Make an exact copy of each entry, leaving out every picture.

___ INPUT RECORDS ___

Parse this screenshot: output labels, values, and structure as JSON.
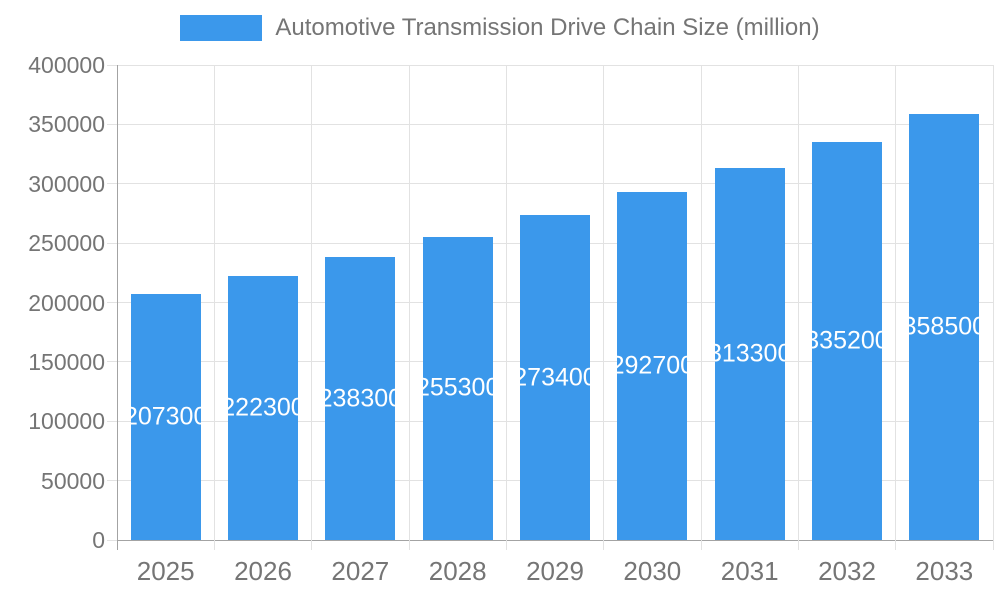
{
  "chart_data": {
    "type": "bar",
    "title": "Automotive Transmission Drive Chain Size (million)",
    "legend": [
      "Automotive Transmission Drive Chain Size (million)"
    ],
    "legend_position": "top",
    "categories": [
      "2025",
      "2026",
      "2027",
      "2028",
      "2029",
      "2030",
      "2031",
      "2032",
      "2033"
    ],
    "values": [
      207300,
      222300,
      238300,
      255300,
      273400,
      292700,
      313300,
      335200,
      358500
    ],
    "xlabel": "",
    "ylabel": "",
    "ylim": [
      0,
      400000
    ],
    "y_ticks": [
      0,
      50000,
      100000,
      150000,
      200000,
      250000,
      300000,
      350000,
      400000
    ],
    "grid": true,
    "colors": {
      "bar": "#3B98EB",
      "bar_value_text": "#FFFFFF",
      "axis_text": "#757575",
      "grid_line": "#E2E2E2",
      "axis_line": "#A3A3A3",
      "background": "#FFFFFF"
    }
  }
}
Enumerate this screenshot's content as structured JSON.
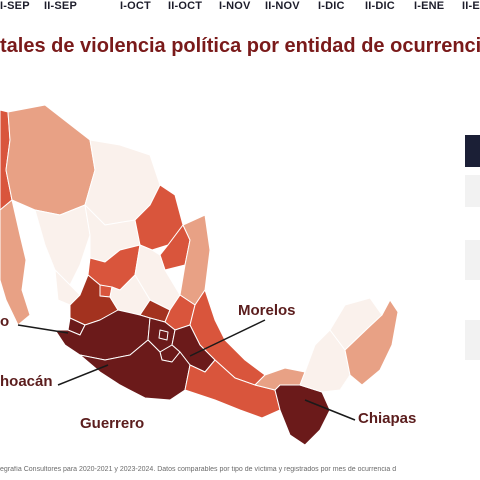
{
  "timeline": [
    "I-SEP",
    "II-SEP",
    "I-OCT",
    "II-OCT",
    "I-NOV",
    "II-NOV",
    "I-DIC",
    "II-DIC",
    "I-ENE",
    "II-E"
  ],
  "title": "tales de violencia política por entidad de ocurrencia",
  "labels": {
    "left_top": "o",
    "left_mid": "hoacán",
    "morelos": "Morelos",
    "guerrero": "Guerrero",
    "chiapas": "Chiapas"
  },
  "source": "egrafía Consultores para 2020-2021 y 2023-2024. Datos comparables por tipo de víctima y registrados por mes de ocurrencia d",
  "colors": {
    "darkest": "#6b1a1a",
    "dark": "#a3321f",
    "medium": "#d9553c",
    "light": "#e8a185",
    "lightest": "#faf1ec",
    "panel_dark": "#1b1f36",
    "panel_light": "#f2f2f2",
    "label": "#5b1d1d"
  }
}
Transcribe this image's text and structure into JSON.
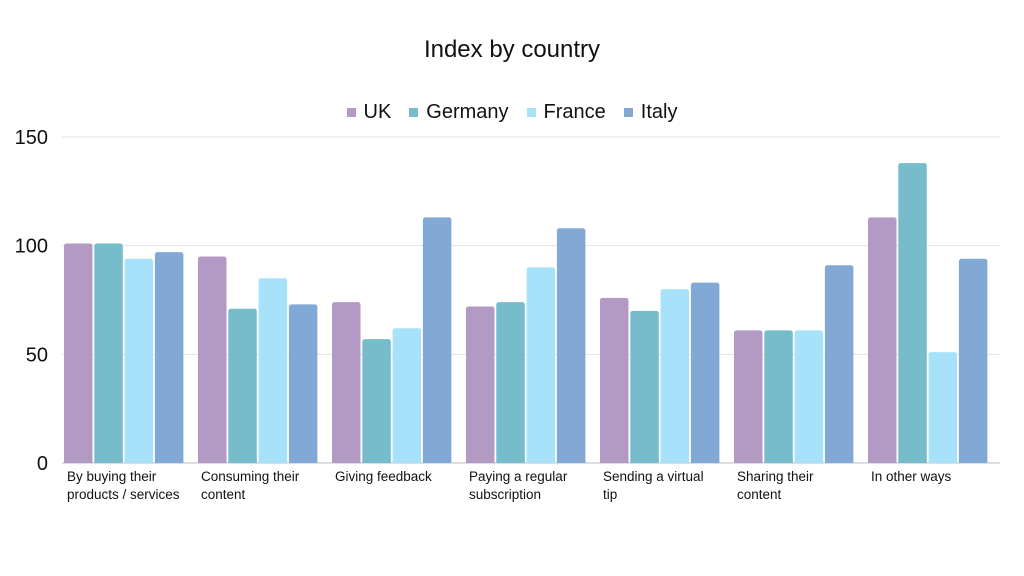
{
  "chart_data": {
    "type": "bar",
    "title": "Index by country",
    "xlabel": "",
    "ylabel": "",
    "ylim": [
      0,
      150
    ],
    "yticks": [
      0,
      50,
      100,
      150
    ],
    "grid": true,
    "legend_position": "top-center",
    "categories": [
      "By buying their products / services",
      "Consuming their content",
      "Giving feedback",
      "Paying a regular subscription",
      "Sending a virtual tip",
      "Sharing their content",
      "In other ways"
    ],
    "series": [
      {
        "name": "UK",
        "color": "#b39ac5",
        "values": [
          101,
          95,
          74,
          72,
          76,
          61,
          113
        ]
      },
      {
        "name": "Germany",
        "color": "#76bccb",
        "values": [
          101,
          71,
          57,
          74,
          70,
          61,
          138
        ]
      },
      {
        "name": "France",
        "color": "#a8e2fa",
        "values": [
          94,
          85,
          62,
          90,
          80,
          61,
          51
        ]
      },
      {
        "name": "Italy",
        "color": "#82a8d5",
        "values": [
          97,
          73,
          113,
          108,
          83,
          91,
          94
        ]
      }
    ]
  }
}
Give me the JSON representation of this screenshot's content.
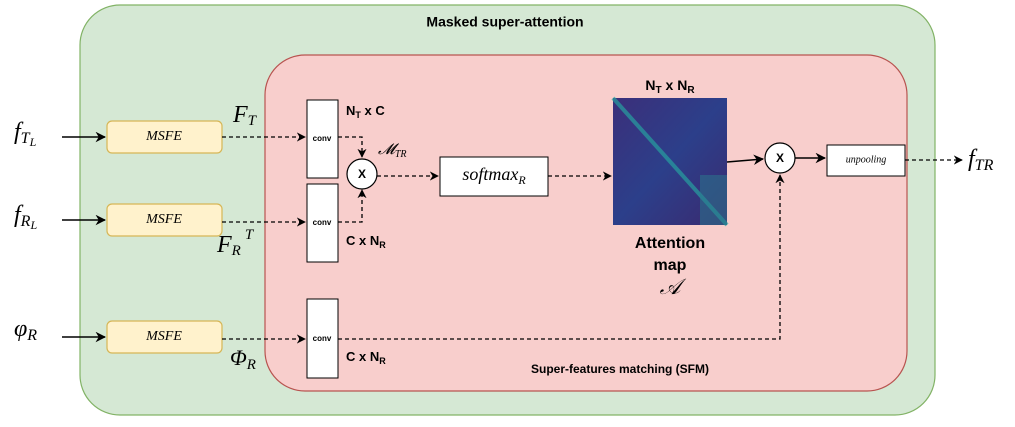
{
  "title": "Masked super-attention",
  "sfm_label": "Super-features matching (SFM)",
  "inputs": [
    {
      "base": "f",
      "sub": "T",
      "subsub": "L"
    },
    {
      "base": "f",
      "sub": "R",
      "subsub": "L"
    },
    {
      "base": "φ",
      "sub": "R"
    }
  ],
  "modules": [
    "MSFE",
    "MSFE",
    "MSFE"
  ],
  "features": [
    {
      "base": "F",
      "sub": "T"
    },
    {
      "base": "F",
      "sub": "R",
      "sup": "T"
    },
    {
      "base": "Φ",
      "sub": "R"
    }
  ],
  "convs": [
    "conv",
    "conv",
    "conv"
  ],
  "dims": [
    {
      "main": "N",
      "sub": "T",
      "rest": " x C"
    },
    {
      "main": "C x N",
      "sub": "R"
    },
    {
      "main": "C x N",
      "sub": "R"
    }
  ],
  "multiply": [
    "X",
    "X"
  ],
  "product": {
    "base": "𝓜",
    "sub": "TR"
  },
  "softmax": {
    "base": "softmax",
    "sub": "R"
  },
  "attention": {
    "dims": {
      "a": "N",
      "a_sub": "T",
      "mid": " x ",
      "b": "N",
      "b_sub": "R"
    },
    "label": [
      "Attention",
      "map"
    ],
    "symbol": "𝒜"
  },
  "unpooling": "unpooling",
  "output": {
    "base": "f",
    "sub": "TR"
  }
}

___

** EXPECTED ANSWER **
Parse this screenshot: output labels, values, and structure as JSON.
{
  "chart_data": {
    "type": "bar",
    "title": "Automotive Transmission Drive Chain Size (million)",
    "legend": [
      "Automotive Transmission Drive Chain Size (million)"
    ],
    "legend_position": "top",
    "categories": [
      "2025",
      "2026",
      "2027",
      "2028",
      "2029",
      "2030",
      "2031",
      "2032",
      "2033"
    ],
    "values": [
      207300,
      222300,
      238300,
      255300,
      273400,
      292700,
      313300,
      335200,
      358500
    ],
    "xlabel": "",
    "ylabel": "",
    "ylim": [
      0,
      400000
    ],
    "y_ticks": [
      0,
      50000,
      100000,
      150000,
      200000,
      250000,
      300000,
      350000,
      400000
    ],
    "grid": true,
    "colors": {
      "bar": "#3B98EB",
      "bar_value_text": "#FFFFFF",
      "axis_text": "#757575",
      "grid_line": "#E2E2E2",
      "axis_line": "#A3A3A3",
      "background": "#FFFFFF"
    }
  }
}
Enumerate this screenshot's content as structured JSON.
{
  "timeline": [
    "I-SEP",
    "II-SEP",
    "I-OCT",
    "II-OCT",
    "I-NOV",
    "II-NOV",
    "I-DIC",
    "II-DIC",
    "I-ENE",
    "II-E"
  ],
  "title": "tales de violencia política por entidad de ocurrencia",
  "labels": {
    "left_top": "o",
    "left_mid": "hoacán",
    "morelos": "Morelos",
    "guerrero": "Guerrero",
    "chiapas": "Chiapas"
  },
  "source": "egrafía Consultores para 2020-2021 y 2023-2024. Datos comparables por tipo de víctima y registrados por mes de ocurrencia d",
  "colors": {
    "darkest": "#6b1a1a",
    "dark": "#a3321f",
    "medium": "#d9553c",
    "light": "#e8a185",
    "lightest": "#faf1ec",
    "panel_dark": "#1b1f36",
    "panel_light": "#f2f2f2",
    "label": "#5b1d1d"
  }
}
Transcribe this image's text and structure into JSON.
{
  "chart_data": {
    "type": "bar",
    "title": "Index by country",
    "xlabel": "",
    "ylabel": "",
    "ylim": [
      0,
      150
    ],
    "yticks": [
      0,
      50,
      100,
      150
    ],
    "grid": true,
    "legend_position": "top-center",
    "categories": [
      "By buying their products / services",
      "Consuming their content",
      "Giving feedback",
      "Paying a regular subscription",
      "Sending a virtual tip",
      "Sharing their content",
      "In other ways"
    ],
    "series": [
      {
        "name": "UK",
        "color": "#b39ac5",
        "values": [
          101,
          95,
          74,
          72,
          76,
          61,
          113
        ]
      },
      {
        "name": "Germany",
        "color": "#76bccb",
        "values": [
          101,
          71,
          57,
          74,
          70,
          61,
          138
        ]
      },
      {
        "name": "France",
        "color": "#a8e2fa",
        "values": [
          94,
          85,
          62,
          90,
          80,
          61,
          51
        ]
      },
      {
        "name": "Italy",
        "color": "#82a8d5",
        "values": [
          97,
          73,
          113,
          108,
          83,
          91,
          94
        ]
      }
    ]
  }
}
Give me the JSON representation of this screenshot's content.
{
  "title": "Masked super-attention",
  "sfm_label": "Super-features matching (SFM)",
  "inputs": [
    {
      "base": "f",
      "sub": "T",
      "subsub": "L"
    },
    {
      "base": "f",
      "sub": "R",
      "subsub": "L"
    },
    {
      "base": "φ",
      "sub": "R"
    }
  ],
  "modules": [
    "MSFE",
    "MSFE",
    "MSFE"
  ],
  "features": [
    {
      "base": "F",
      "sub": "T"
    },
    {
      "base": "F",
      "sub": "R",
      "sup": "T"
    },
    {
      "base": "Φ",
      "sub": "R"
    }
  ],
  "convs": [
    "conv",
    "conv",
    "conv"
  ],
  "dims": [
    {
      "main": "N",
      "sub": "T",
      "rest": " x C"
    },
    {
      "main": "C x N",
      "sub": "R"
    },
    {
      "main": "C x N",
      "sub": "R"
    }
  ],
  "multiply": [
    "X",
    "X"
  ],
  "product": {
    "base": "𝓜",
    "sub": "TR"
  },
  "softmax": {
    "base": "softmax",
    "sub": "R"
  },
  "attention": {
    "dims": {
      "a": "N",
      "a_sub": "T",
      "mid": " x ",
      "b": "N",
      "b_sub": "R"
    },
    "label": [
      "Attention",
      "map"
    ],
    "symbol": "𝒜"
  },
  "unpooling": "unpooling",
  "output": {
    "base": "f",
    "sub": "TR"
  }
}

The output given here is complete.